◆ **DATA PROVIDED**:
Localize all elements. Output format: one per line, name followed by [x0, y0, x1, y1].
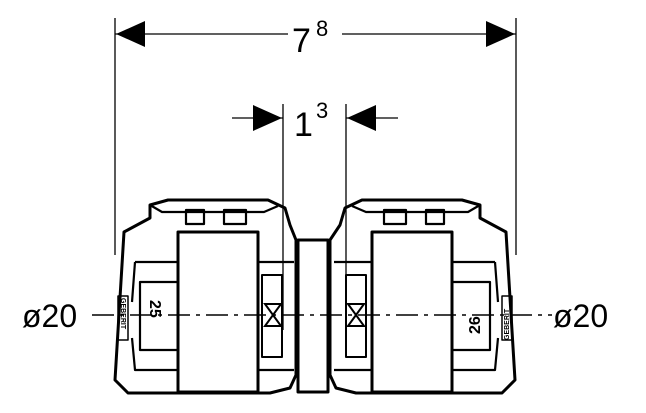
right-top-rim [351, 204, 481, 214]
overall-dimension: 7 8 [114, 16, 517, 255]
left-window-inner [138, 280, 180, 352]
left-top-slot-2 [222, 208, 248, 226]
left-press-sleeve [113, 198, 298, 395]
right-window-inner [450, 280, 492, 352]
left-top-rim [149, 204, 279, 214]
insertion-dimension-superscript: 3 [316, 98, 328, 123]
centre-collar [296, 238, 330, 394]
left-inner-ribs [258, 260, 294, 372]
right-hourglass-icon [346, 303, 366, 327]
overall-dimension-superscript: 8 [316, 16, 328, 41]
left-brand-marking: GEBERIT [119, 298, 126, 330]
left-top-slot-1 [184, 208, 206, 226]
insertion-dimension-value: 1 [294, 106, 313, 144]
insertion-right-arrow-icon [347, 105, 376, 131]
insertion-left-arrow-icon [253, 105, 282, 131]
right-diameter-label: ø20 [553, 298, 608, 334]
right-press-sleeve [328, 198, 517, 395]
overall-right-arrow-icon [486, 21, 515, 47]
left-inner-window [261, 274, 283, 358]
overall-left-arrow-icon [116, 21, 145, 47]
right-size-marking: 26 [467, 316, 484, 334]
left-size-marking: 25 [146, 300, 163, 318]
right-brand-marking: GEBERIT [504, 308, 511, 340]
right-brand-plate [501, 295, 513, 341]
right-body-outline [328, 198, 517, 395]
left-diameter-label: ø20 [22, 298, 77, 334]
right-window-outline [452, 260, 500, 372]
left-body-outline [113, 198, 298, 395]
right-top-slot-1 [382, 208, 408, 226]
right-inner-ribs [334, 260, 372, 372]
left-hourglass-icon [263, 303, 283, 327]
right-top-slot-2 [424, 208, 446, 226]
overall-dimension-value: 7 [292, 22, 311, 60]
coupling-fitting [113, 198, 517, 395]
right-inner-window [345, 274, 367, 358]
left-brand-plate [117, 295, 129, 341]
left-window-outline [130, 260, 178, 372]
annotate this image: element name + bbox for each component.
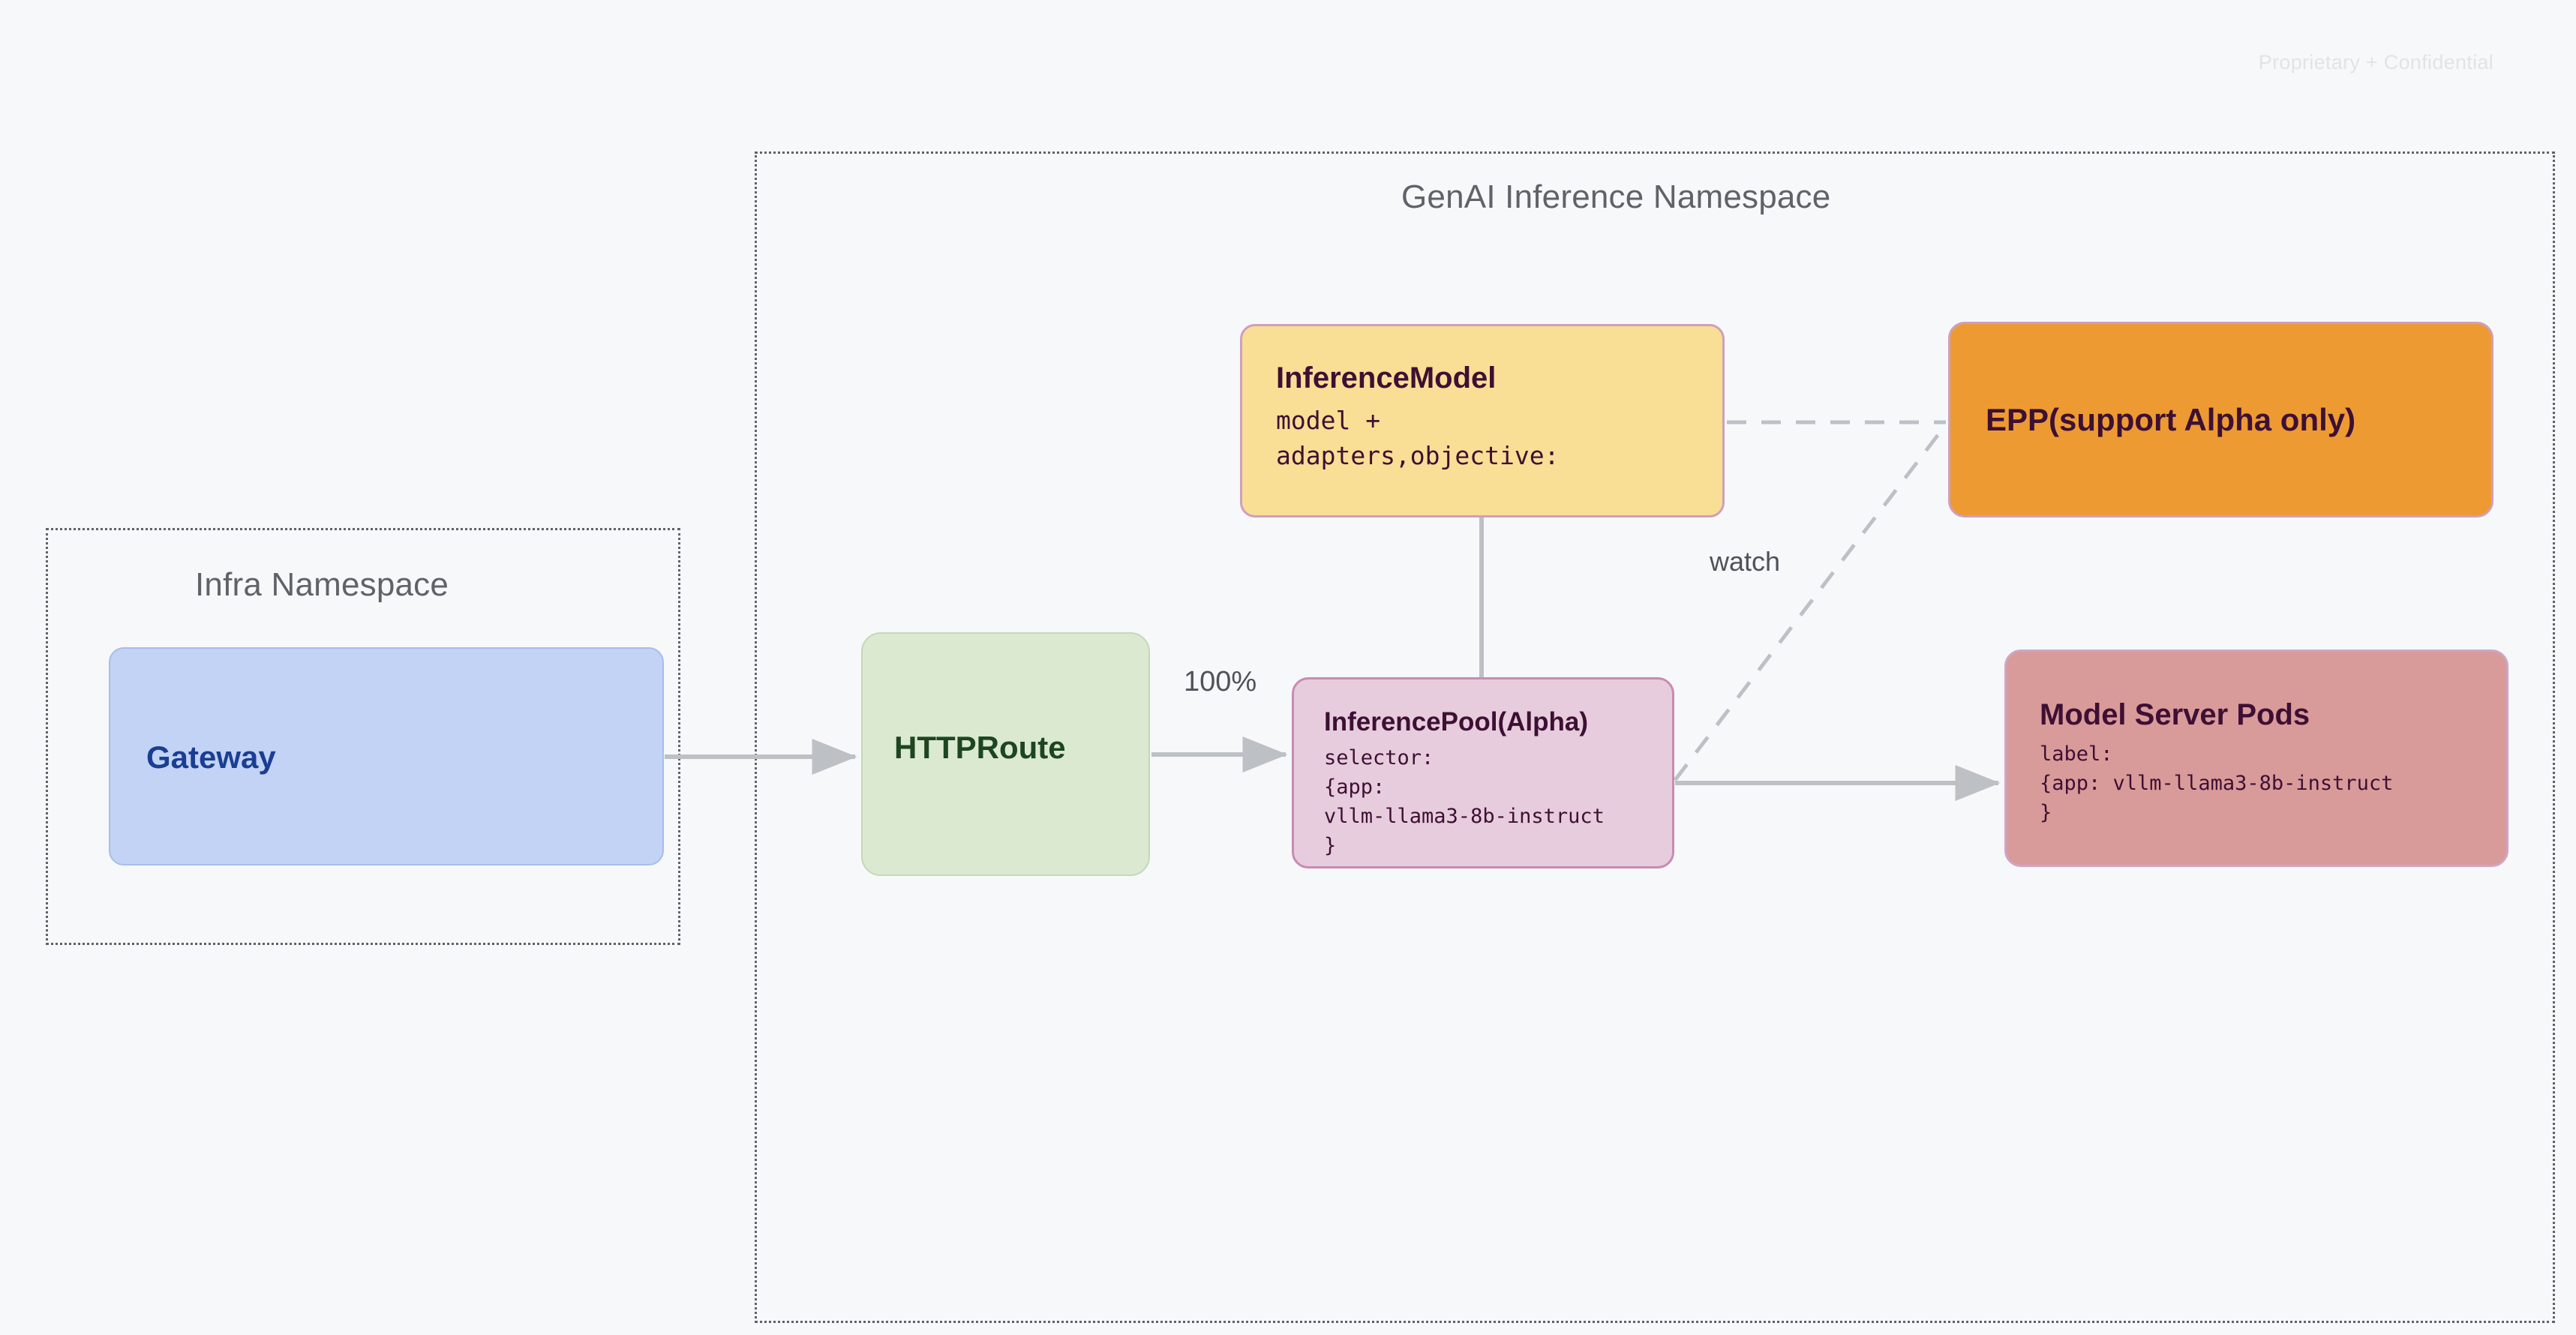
node-inferencepool-body: selector: {app: vllm-llama3-8b-instruct … xyxy=(1324,746,1605,858)
namespace-infra xyxy=(46,528,680,945)
node-epp[interactable]: EPP(support Alpha only) xyxy=(1948,322,2493,518)
namespace-infra-title: Infra Namespace xyxy=(195,566,449,603)
confidential-watermark: Proprietary + Confidential xyxy=(2258,51,2493,74)
node-inferencemodel[interactable]: InferenceModel model + adapters,objectiv… xyxy=(1240,324,1725,518)
edge-label-traffic-weight: 100% xyxy=(1184,666,1257,698)
node-httproute-title: HTTPRoute xyxy=(894,730,1066,765)
node-model-server-pods-title: Model Server Pods xyxy=(2040,698,2310,731)
node-httproute[interactable]: HTTPRoute xyxy=(861,632,1150,876)
node-model-server-pods[interactable]: Model Server Pods label: {app: vllm-llam… xyxy=(2004,650,2508,867)
node-model-server-pods-body: label: {app: vllm-llama3-8b-instruct } xyxy=(2040,742,2394,825)
node-inferencemodel-title: InferenceModel xyxy=(1276,362,1497,394)
edge-label-watch: watch xyxy=(1710,546,1781,577)
node-gateway-title: Gateway xyxy=(146,740,276,775)
namespace-genai-inference-title: GenAI Inference Namespace xyxy=(1401,178,1831,215)
node-inferencepool-title: InferencePool(Alpha) xyxy=(1324,707,1588,736)
namespace-genai-inference xyxy=(755,152,2555,1323)
node-epp-title: EPP(support Alpha only) xyxy=(1986,402,2356,437)
node-gateway[interactable]: Gateway xyxy=(109,647,664,866)
node-inferencemodel-body: model + adapters,objective: xyxy=(1276,406,1560,470)
node-inferencepool[interactable]: InferencePool(Alpha) selector: {app: vll… xyxy=(1292,677,1674,868)
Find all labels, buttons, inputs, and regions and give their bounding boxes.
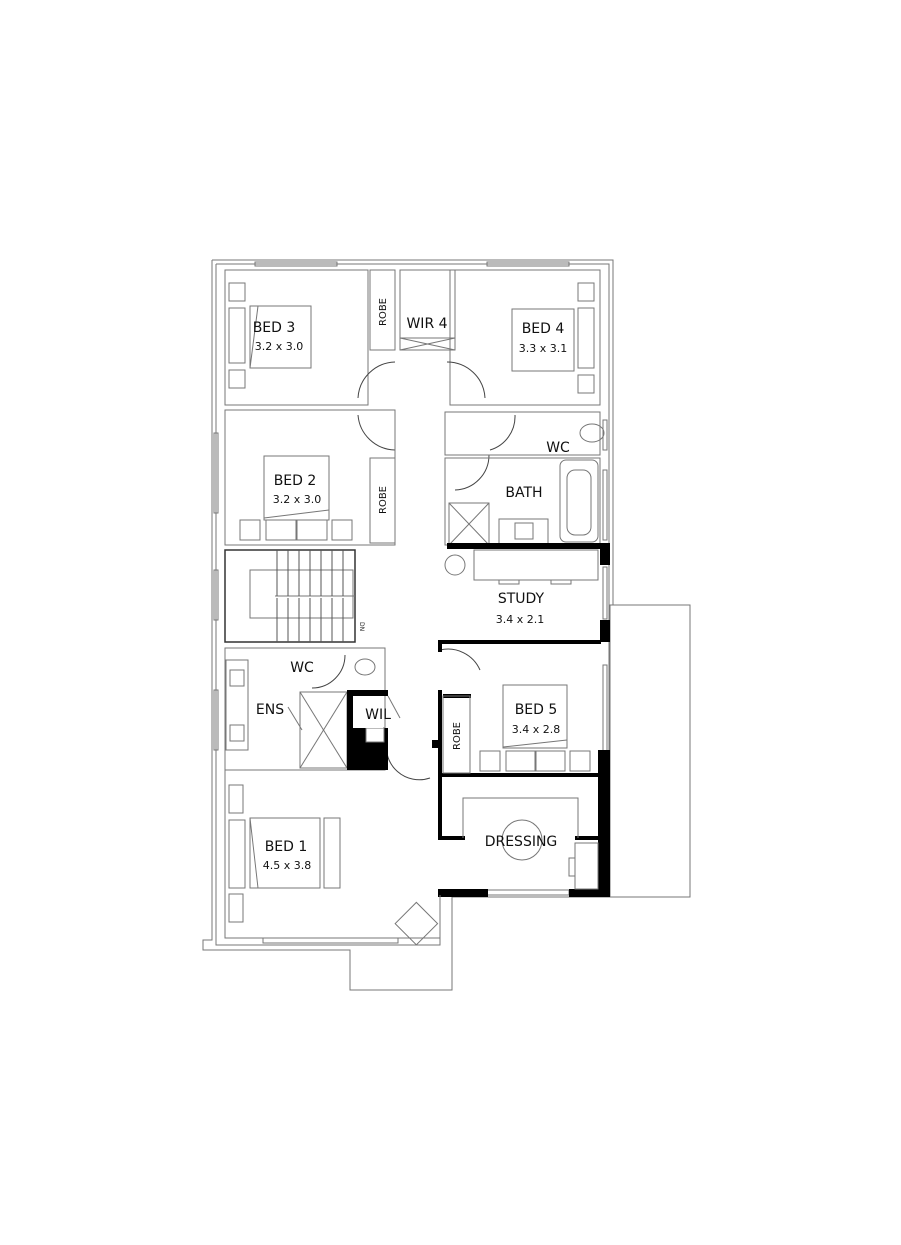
room-name-ens: ENS [256, 702, 284, 718]
room-dressing: DRESSING [438, 777, 609, 897]
room-name-bath: BATH [505, 485, 542, 501]
robe-label: ROBE [378, 298, 389, 326]
room-wc-bath: WC BATH [444, 411, 605, 546]
room-size-bed2: 3.2 x 3.0 [273, 493, 322, 506]
room-bed3: ROBE BED 3 3.2 x 3.0 [224, 269, 396, 406]
room-size-study: 3.4 x 2.1 [496, 613, 545, 626]
room-name-bed2: BED 2 [274, 473, 317, 489]
room-name-wir4: WIR 4 [406, 316, 447, 332]
room-name-wc: WC [546, 440, 570, 456]
room-bed2: ROBE BED 2 3.2 x 3.0 [224, 409, 396, 546]
wall [600, 620, 610, 642]
outer-walls [202, 259, 691, 991]
room-name-wil: WIL [365, 707, 391, 723]
room-wil: WIL [347, 690, 401, 770]
room-bed1: BED 1 4.5 x 3.8 [224, 770, 441, 946]
wall [600, 543, 610, 565]
room-size-bed4: 3.3 x 3.1 [519, 342, 568, 355]
room-size-bed5: 3.4 x 2.8 [512, 723, 561, 736]
robe-label: ROBE [378, 486, 389, 514]
room-name-wc-ens: WC [290, 660, 314, 676]
room-ensuite: WC ENS [224, 647, 386, 771]
staircase[interactable]: DN [224, 549, 365, 643]
room-name-study: STUDY [498, 591, 545, 607]
doors [311, 361, 516, 781]
room-study: STUDY 3.4 x 2.1 [444, 549, 599, 626]
robe-label: ROBE [452, 722, 463, 750]
wall [438, 640, 601, 644]
room-wir4: WIR 4 [399, 269, 456, 351]
room-bed5: ROBE BED 5 3.4 x 2.8 [432, 684, 610, 897]
room-name-bed1: BED 1 [265, 839, 308, 855]
room-name-bed4: BED 4 [522, 321, 565, 337]
stair-direction-label: DN [358, 622, 365, 631]
room-name-bed5: BED 5 [515, 702, 558, 718]
room-size-bed1: 4.5 x 3.8 [263, 859, 312, 872]
room-size-bed3: 3.2 x 3.0 [255, 340, 304, 353]
room-name-bed3: BED 3 [253, 320, 296, 336]
wall [438, 640, 442, 652]
wall [447, 543, 610, 549]
room-bed4: BED 4 3.3 x 3.1 [449, 269, 601, 406]
room-name-dressing: DRESSING [485, 834, 558, 850]
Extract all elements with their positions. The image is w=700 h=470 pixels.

◆ **EXERCISE REQUIREMENTS**: Convert every line of the material above into a numbered list, omitting blank lines and the picture placeholders.

◆ **REPLY TO THE EXERCISE**:
1. Localize all elements. Output format: one per line, name followed by [x0, y0, x1, y1].
2. right-top-rim [351, 204, 481, 214]
3. overall-dimension: 7 8 [114, 16, 517, 255]
4. left-window-inner [138, 280, 180, 352]
5. left-top-slot-2 [222, 208, 248, 226]
6. left-press-sleeve [113, 198, 298, 395]
7. right-window-inner [450, 280, 492, 352]
8. left-top-rim [149, 204, 279, 214]
9. insertion-dimension-superscript: 3 [316, 98, 328, 123]
10. centre-collar [296, 238, 330, 394]
11. left-inner-ribs [258, 260, 294, 372]
12. right-hourglass-icon [346, 303, 366, 327]
13. overall-dimension-superscript: 8 [316, 16, 328, 41]
14. left-brand-marking: GEBERIT [119, 298, 126, 330]
15. left-top-slot-1 [184, 208, 206, 226]
16. insertion-dimension-value: 1 [294, 106, 313, 144]
17. insertion-right-arrow-icon [347, 105, 376, 131]
18. insertion-left-arrow-icon [253, 105, 282, 131]
19. right-diameter-label: ø20 [553, 298, 608, 334]
20. right-press-sleeve [328, 198, 517, 395]
21. overall-right-arrow-icon [486, 21, 515, 47]
22. left-inner-window [261, 274, 283, 358]
23. overall-left-arrow-icon [116, 21, 145, 47]
24. right-size-marking: 26 [467, 316, 484, 334]
25. left-size-marking: 25 [146, 300, 163, 318]
26. right-brand-marking: GEBERIT [504, 308, 511, 340]
27. right-brand-plate [501, 295, 513, 341]
28. right-body-outline [328, 198, 517, 395]
29. left-diameter-label: ø20 [22, 298, 77, 334]
30. right-window-outline [452, 260, 500, 372]
31. left-body-outline [113, 198, 298, 395]
32. right-top-slot-1 [382, 208, 408, 226]
33. right-inner-ribs [334, 260, 372, 372]
34. left-hourglass-icon [263, 303, 283, 327]
35. right-top-slot-2 [424, 208, 446, 226]
36. overall-dimension-value: 7 [292, 22, 311, 60]
37. coupling-fitting [113, 198, 517, 395]
38. right-inner-window [345, 274, 367, 358]
39. left-brand-plate [117, 295, 129, 341]
40. left-window-outline [130, 260, 178, 372]
41. annotate this image: element name + bbox for each component.
42. node-inferencepool-body: selector: {app: vllm-llama3-8b-instruct … xyxy=(1324,746,1605,858)
43. namespace-infra xyxy=(46,528,680,945)
44. node-epp[interactable]: EPP(support Alpha only) xyxy=(1948,322,2493,518)
45. namespace-infra-title: Infra Namespace xyxy=(195,566,449,603)
46. confidential-watermark: Proprietary + Confidential xyxy=(2258,51,2493,74)
47. node-inferencemodel[interactable]: InferenceModel model + adapters,objectiv… xyxy=(1240,324,1725,518)
48. edge-label-traffic-weight: 100% xyxy=(1184,666,1257,698)
49. node-httproute-title: HTTPRoute xyxy=(894,730,1066,765)
50. node-model-server-pods-title: Model Server Pods xyxy=(2040,698,2310,731)
51. node-httproute[interactable]: HTTPRoute xyxy=(861,632,1150,876)
52. node-model-server-pods[interactable]: Model Server Pods label: {app: vllm-llam… xyxy=(2004,650,2508,867)
53. node-model-server-pods-body: label: {app: vllm-llama3-8b-instruct } xyxy=(2040,742,2394,825)
54. node-inferencemodel-title: InferenceModel xyxy=(1276,362,1497,394)
55. edge-label-watch: watch xyxy=(1710,546,1781,577)
56. node-gateway-title: Gateway xyxy=(146,740,276,775)
57. namespace-genai-inference-title: GenAI Inference Namespace xyxy=(1401,178,1831,215)
58. node-inferencepool-title: InferencePool(Alpha) xyxy=(1324,707,1588,736)
59. namespace-genai-inference xyxy=(755,152,2555,1323)
60. node-epp-title: EPP(support Alpha only) xyxy=(1986,402,2356,437)
61. node-gateway[interactable]: Gateway xyxy=(109,647,664,866)
62. node-inferencemodel-body: model + adapters,objective: xyxy=(1276,406,1560,470)
63. node-inferencepool[interactable]: InferencePool(Alpha) selector: {app: vll… xyxy=(1292,677,1674,868)
64. Find all labels, buttons, inputs, and regions and give their bounding boxes.
65. room-name-ens: ENS [256, 702, 284, 718]
66. room-dressing: DRESSING [438, 777, 609, 897]
67. room-name-bath: BATH [505, 485, 542, 501]
68. robe-label: ROBE [378, 298, 389, 326]
69. room-wc-bath: WC BATH [444, 411, 605, 546]
70. room-size-bed2: 3.2 x 3.0 [273, 493, 322, 506]
71. room-bed3: ROBE BED 3 3.2 x 3.0 [224, 269, 396, 406]
72. room-size-study: 3.4 x 2.1 [496, 613, 545, 626]
73. room-name-bed2: BED 2 [274, 473, 317, 489]
74. room-name-wir4: WIR 4 [406, 316, 447, 332]
75. room-name-wc: WC [546, 440, 570, 456]
76. room-bed2: ROBE BED 2 3.2 x 3.0 [224, 409, 396, 546]
77. wall [600, 620, 610, 642]
78. outer-walls [202, 259, 691, 991]
79. room-name-wil: WIL [365, 707, 391, 723]
80. room-wil: WIL [347, 690, 401, 770]
81. room-bed1: BED 1 4.5 x 3.8 [224, 770, 441, 946]
82. wall [600, 543, 610, 565]
83. room-size-bed4: 3.3 x 3.1 [519, 342, 568, 355]
84. room-size-bed5: 3.4 x 2.8 [512, 723, 561, 736]
85. robe-label: ROBE [378, 486, 389, 514]
86. room-name-wc-ens: WC [290, 660, 314, 676]
87. room-ensuite: WC ENS [224, 647, 386, 771]
88. staircase[interactable]: DN [224, 549, 365, 643]
89. room-name-study: STUDY [498, 591, 545, 607]
90. doors [311, 361, 516, 781]
91. room-study: STUDY 3.4 x 2.1 [444, 549, 599, 626]
92. robe-label: ROBE [452, 722, 463, 750]
93. wall [438, 640, 601, 644]
94. room-wir4: WIR 4 [399, 269, 456, 351]
95. room-bed5: ROBE BED 5 3.4 x 2.8 [432, 684, 610, 897]
96. room-name-bed1: BED 1 [265, 839, 308, 855]
97. room-name-bed4: BED 4 [522, 321, 565, 337]
98. stair-direction-label: DN [358, 622, 365, 631]
99. room-name-bed5: BED 5 [515, 702, 558, 718]
100. room-size-bed1: 4.5 x 3.8 [263, 859, 312, 872]
101. room-size-bed3: 3.2 x 3.0 [255, 340, 304, 353]
102. room-name-bed3: BED 3 [253, 320, 296, 336]
103. wall [438, 640, 442, 652]
104. wall [447, 543, 610, 549]
105. room-bed4: BED 4 3.3 x 3.1 [449, 269, 601, 406]
106. room-name-dressing: DRESSING [485, 834, 558, 850]
107. Extract all elements with their positions. The image is w=700 h=470 pixels.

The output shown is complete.